**DATA PROVIDED:**
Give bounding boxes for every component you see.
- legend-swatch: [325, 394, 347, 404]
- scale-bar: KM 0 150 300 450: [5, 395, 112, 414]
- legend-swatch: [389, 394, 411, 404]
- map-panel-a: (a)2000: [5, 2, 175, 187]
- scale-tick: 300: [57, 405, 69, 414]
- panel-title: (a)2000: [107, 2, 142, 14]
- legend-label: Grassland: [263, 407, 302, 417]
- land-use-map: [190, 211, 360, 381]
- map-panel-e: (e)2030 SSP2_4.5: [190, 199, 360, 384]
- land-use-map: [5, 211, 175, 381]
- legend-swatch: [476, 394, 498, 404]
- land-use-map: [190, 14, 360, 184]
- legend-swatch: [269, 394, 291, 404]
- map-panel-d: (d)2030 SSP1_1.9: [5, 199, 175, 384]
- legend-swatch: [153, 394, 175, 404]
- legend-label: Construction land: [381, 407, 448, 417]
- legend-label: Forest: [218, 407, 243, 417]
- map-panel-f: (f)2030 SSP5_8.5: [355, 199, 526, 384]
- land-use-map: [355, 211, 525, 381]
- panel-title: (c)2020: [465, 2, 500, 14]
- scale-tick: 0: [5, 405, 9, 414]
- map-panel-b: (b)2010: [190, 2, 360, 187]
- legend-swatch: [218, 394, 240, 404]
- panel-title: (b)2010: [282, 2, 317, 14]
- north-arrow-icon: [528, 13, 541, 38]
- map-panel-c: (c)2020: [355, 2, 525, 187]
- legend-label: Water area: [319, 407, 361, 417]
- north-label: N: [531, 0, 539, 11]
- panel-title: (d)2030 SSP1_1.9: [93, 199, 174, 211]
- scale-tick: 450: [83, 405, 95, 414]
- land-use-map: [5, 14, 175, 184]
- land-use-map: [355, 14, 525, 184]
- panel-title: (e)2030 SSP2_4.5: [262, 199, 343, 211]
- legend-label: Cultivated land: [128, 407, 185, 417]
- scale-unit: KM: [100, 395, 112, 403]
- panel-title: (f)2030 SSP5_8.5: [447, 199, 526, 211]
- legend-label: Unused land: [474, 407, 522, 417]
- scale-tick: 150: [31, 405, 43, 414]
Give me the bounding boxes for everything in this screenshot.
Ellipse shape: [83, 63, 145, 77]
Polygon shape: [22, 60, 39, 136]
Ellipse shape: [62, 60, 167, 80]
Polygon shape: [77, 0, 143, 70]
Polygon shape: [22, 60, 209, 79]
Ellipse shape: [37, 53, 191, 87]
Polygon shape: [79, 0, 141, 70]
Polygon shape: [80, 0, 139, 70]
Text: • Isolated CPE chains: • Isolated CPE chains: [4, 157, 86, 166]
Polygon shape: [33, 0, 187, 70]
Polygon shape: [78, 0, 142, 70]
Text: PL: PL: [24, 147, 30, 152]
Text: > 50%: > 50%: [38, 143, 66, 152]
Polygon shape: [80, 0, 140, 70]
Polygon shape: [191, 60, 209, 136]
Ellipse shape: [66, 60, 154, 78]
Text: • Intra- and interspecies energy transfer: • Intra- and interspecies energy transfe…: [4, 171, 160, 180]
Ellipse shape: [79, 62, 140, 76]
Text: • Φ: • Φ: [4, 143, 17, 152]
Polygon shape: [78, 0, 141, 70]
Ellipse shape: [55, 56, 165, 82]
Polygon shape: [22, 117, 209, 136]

**EXERCISE:**
Gather each line in the records containing the string "Text", and list those lines.

**TASK RESULT:**
Text: • Isolated CPE chains: • Isolated CPE chains: [4, 157, 86, 166]
Text: PL: PL: [24, 147, 30, 152]
Text: > 50%: > 50%: [38, 143, 66, 152]
Text: • Intra- and interspecies energy transfer: • Intra- and interspecies energy transfe…: [4, 171, 160, 180]
Text: • Φ: • Φ: [4, 143, 17, 152]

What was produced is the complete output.